YOUR GOAL: Write out each line exactly as it stands, please.
────────────────────────────────────────
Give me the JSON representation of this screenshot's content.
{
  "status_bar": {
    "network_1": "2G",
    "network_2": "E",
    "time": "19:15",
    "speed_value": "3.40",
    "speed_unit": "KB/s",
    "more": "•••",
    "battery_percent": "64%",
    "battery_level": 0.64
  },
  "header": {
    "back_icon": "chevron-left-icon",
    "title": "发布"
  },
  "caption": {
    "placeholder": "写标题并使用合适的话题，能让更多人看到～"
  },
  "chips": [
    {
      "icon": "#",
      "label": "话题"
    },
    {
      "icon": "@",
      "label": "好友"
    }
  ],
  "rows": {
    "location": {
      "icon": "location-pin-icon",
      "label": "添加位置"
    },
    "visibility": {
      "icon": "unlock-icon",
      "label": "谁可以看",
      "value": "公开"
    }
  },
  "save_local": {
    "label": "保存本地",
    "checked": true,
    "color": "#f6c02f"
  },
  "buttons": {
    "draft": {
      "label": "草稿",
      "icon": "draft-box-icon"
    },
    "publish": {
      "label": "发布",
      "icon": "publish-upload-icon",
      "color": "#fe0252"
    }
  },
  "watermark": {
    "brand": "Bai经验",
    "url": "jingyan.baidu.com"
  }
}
────────────────────────────────────────
EXPECTED ANSWER:
Give me the JSON representation of this screenshot's content.
{
  "status_bar": {
    "network_1": "2G",
    "network_2": "E",
    "time": "19:15",
    "speed_value": "3.40",
    "speed_unit": "KB/s",
    "more": "•••",
    "battery_percent": "64%",
    "battery_level": 0.64
  },
  "header": {
    "back_icon": "chevron-left-icon",
    "title": "发布"
  },
  "caption": {
    "placeholder": "写标题并使用合适的话题，能让更多人看到～"
  },
  "chips": [
    {
      "icon": "#",
      "label": "话题"
    },
    {
      "icon": "@",
      "label": "好友"
    }
  ],
  "rows": {
    "location": {
      "icon": "location-pin-icon",
      "label": "添加位置"
    },
    "visibility": {
      "icon": "unlock-icon",
      "label": "谁可以看",
      "value": "公开"
    }
  },
  "save_local": {
    "label": "保存本地",
    "checked": true,
    "color": "#f6c02f"
  },
  "buttons": {
    "draft": {
      "label": "草稿",
      "icon": "draft-box-icon"
    },
    "publish": {
      "label": "发布",
      "icon": "publish-upload-icon",
      "color": "#fe0252"
    }
  },
  "watermark": {
    "brand": "Bai经验",
    "url": "jingyan.baidu.com"
  }
}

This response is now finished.